Extract provided »
↓

In 2014, the night before Tucker was scheduled to leave for Middle Tennessee State on a baseball scholarship, he decided to forgo college and focus on his music career. (The second Beathard brother has always forged his own path. Even as a toddler, watching C.J. cheer for the Chargers, he demanded a Charles Woodson jersey, and he roots for the Raiders to this day.) His parents were disappointed at the timing of his choice, but they supported it. Unbeknownst to Tucker, A&R scouts had been watching his gigs since high school. Within a year of choosing music, he had signed a record deal.

Tucker spent last fall on tour with his band, playing tiny venues and the occasional bigger gig at a festival or as an opening act. When Iowa beat Maryland 31–15 at home on Halloween, Tucker had a show that night at Iowa City's First Avenue Club. It was the only game of C.J.'s that he was able to attend and his first glimpse at how high his brother's profile was rising; the Hawkeyes were 8–0, and C.J. couldn't walk around Iowa City without being besieged. Tucker, as is their custom, ribbed his brother for his newfound celebrity status. Still, more than anything, he was proud. "Sometimes," Tucker says, "I can't tell if I get more excited when he succeeds than I do for myself." C.J. is less sentimental in his support. "I'm looking forward to when a bunch of people recognize him," he says, "so I can give him a bunch of crap."

As his tour moved on, Tucker watched the Hawkeyes anyway he could: at sports bars if he was lucky, streamed on his phone if he happened to be in the van. He was glued to the screen on Nov. 7 when, with the Hawkeyes down 17–14 in the second quarter at Indiana, C.J. dropped back for the play that would come to define him. It was second-and-goal from the seven-yard line, and offensive coordinator Greg Davis called a quarterback draw. C.J. ran left, evading one linebacker, and then hurdled another three defenders, launching himself into the end zone. "I'm just guessing everybody on our sideline knew what was going to happen," Ferentz says, "because you could see the situation unfold, and you know how C.J.'s wired." After the play, he limped off the field—only to return for the next series in a 35–27 win.

↑

Task list »
a) Can you give again, word for word, the part of the Beathard brothers passage that opens with the words containing "In 2014, the" and closes with "a record deal."?
b) Could you proceed with the passage on Tucker and C.J. Beathard, writing on from its last sentence?
The items that come after this passage aren't needed.

Given information »
↓

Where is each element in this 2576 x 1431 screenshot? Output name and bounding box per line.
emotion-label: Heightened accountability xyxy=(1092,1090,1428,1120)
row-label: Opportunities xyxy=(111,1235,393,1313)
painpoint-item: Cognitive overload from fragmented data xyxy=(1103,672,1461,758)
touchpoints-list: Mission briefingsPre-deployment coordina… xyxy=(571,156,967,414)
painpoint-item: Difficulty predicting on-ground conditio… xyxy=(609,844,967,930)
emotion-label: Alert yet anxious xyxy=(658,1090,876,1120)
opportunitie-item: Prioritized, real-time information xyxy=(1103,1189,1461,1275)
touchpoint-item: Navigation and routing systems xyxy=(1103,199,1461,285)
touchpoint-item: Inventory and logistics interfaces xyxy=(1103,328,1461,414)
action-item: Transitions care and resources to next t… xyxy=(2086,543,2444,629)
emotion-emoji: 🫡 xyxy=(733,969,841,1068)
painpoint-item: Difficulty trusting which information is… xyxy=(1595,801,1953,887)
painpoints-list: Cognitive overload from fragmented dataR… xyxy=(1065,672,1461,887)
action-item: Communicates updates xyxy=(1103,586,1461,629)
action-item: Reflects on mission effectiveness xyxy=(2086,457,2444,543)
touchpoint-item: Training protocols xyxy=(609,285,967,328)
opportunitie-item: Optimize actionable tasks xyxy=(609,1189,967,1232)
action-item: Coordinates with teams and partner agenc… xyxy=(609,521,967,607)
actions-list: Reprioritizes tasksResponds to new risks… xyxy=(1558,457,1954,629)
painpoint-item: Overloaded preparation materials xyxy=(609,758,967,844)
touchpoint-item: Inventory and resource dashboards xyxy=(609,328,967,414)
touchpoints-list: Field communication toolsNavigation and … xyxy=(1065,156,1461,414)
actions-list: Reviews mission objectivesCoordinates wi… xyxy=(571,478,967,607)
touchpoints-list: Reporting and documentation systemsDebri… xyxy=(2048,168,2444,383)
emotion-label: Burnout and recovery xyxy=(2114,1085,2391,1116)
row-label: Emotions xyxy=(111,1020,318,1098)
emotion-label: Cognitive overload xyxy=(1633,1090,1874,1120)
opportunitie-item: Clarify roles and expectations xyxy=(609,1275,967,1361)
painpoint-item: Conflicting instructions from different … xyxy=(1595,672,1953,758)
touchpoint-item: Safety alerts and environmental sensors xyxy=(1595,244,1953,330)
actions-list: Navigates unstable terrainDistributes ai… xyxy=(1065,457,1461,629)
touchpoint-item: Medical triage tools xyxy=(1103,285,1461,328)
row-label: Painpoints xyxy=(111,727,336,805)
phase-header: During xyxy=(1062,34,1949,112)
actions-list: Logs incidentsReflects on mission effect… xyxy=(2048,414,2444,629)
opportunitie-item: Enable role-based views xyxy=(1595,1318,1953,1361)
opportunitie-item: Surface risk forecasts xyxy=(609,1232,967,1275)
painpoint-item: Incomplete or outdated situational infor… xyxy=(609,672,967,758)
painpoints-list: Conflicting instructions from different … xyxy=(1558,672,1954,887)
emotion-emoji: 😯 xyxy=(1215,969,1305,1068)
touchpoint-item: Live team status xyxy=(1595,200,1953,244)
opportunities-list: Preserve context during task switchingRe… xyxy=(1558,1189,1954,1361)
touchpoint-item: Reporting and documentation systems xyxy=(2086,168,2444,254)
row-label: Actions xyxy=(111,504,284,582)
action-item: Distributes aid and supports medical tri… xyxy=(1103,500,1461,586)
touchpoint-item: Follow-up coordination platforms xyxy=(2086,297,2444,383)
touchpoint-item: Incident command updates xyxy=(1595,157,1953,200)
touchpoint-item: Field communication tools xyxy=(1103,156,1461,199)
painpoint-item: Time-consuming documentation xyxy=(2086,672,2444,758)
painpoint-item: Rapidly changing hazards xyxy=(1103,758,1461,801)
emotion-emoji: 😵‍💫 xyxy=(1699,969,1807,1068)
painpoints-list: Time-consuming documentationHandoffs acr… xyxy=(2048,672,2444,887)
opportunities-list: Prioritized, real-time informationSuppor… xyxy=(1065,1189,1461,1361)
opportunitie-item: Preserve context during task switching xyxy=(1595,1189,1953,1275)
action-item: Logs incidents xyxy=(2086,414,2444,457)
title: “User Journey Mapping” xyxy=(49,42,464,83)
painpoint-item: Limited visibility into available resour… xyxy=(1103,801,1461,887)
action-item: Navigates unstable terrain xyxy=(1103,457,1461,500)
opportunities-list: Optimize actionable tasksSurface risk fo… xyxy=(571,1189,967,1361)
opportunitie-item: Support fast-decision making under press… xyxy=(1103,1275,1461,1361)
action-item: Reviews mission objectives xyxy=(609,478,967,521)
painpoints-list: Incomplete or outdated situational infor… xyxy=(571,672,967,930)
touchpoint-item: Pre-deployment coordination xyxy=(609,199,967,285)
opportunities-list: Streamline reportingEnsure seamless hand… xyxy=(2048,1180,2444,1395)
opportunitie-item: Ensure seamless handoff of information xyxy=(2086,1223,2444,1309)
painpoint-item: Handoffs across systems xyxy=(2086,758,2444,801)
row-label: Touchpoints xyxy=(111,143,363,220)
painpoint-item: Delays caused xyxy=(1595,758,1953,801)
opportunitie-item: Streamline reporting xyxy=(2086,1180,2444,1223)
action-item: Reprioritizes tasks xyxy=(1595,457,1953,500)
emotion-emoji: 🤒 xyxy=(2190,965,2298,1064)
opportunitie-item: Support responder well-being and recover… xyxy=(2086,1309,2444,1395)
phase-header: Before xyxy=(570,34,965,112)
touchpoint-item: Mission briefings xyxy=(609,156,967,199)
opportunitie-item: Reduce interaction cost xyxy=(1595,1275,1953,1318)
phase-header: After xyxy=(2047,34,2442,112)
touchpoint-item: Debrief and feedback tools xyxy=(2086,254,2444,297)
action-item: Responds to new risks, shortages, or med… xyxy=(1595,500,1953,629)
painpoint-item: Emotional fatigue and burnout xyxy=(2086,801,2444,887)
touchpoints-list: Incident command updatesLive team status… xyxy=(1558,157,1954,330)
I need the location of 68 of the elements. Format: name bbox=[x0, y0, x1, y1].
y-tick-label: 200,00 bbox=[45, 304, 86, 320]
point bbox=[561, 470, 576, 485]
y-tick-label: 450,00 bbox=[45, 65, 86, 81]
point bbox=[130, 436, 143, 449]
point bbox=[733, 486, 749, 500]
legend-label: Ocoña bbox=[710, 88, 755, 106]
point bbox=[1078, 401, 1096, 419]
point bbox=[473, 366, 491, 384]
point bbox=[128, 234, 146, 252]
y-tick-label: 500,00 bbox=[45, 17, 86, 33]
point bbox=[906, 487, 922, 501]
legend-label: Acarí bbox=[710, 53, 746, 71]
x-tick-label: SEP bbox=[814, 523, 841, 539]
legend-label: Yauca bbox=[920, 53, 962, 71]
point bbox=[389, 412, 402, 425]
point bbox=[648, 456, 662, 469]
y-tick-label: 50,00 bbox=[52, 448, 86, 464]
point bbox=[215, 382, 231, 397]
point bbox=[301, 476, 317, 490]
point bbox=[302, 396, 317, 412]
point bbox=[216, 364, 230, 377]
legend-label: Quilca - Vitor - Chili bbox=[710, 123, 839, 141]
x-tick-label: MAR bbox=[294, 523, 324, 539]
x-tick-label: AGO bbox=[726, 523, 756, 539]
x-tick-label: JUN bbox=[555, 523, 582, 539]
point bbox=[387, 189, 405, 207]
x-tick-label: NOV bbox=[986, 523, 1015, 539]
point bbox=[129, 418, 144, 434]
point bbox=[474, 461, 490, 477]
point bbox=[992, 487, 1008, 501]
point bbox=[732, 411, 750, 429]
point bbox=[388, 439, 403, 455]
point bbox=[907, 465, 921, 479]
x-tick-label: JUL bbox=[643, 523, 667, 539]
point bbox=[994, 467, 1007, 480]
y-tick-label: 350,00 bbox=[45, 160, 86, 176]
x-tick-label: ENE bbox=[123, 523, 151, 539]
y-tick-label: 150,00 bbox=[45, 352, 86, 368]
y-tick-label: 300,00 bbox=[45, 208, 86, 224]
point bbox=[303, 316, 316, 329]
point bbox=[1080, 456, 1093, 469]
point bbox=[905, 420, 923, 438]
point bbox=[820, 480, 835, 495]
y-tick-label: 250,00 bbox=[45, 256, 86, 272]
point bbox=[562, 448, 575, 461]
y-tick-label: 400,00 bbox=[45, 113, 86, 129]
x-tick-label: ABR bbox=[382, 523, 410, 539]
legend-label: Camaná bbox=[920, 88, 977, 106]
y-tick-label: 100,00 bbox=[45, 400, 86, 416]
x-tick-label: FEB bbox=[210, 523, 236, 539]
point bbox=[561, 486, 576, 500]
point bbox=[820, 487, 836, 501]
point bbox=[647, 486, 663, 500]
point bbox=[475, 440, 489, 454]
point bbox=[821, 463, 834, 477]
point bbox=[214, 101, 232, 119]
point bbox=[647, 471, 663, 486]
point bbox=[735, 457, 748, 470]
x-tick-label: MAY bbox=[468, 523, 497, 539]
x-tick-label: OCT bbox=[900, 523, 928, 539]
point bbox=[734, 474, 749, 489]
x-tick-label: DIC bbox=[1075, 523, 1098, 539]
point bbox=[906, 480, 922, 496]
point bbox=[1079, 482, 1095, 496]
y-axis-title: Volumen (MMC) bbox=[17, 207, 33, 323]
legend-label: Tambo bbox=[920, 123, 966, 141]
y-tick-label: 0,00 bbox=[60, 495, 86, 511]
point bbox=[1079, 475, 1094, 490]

↑

Responses by task »
a)
In 2014, the night before Tucker was scheduled to leave for Middle Tennessee State on a baseball scholarship, he decided to forgo college and focus on his music career. (The second Beathard brother has always forged his own path. Even as a toddler, watching C.J. cheer for the Chargers, he demanded a Charles Woodson jersey, and he roots for the Raiders to this day.) His parents were disappointed at the timing of his choice, but they supported it. Unbeknownst to Tucker, A&R scouts had been watching his gigs since high school. Within a year of choosing music, he had signed a record deal.

b)
During the regular season Iowa played only once at night, which meant Tucker's gigs rarely conflicted with C.J.'s games. The Big Ten championship, though, kicked off at 8:15 p.m. EST, forcing Tucker to improvise. He had a show that night at a club in Charlotte, but he couldn't bear to miss his brother's shot at the College Football Playoff. By the time he went on stage at Coyote Joe's, the fourth quarter had begun in Indianapolis. Iowa was losing 9–6 and Tucker, the only Beathard sibling not in Indy, propped his phone in front of him where no one in the crowd could see it. As he sang, he kept one eye on the screen. C.J. threw a touchdown pass. Michigan State punted. Iowa punted. Then came a long Spartans drive that ended in a one-yard touchdown run, and it was back to C.J. with 27 seconds to go. Still, Tucker sang. C.J. was sacked. Tucker wished for a miracle because when it comes to his brother, he believes in such things. C.J. threw. Receiver Tevaun Smith had the ball, it looked like, though who could tell on that tiny screen?

It took Tucker a split second to realize that Smith had fumbled, that it was over. There would be no playoff for the Hawkeyes, no shot at perfection. He willed his mind to focus, looked out at the crowd and thought of his brother as he sang on.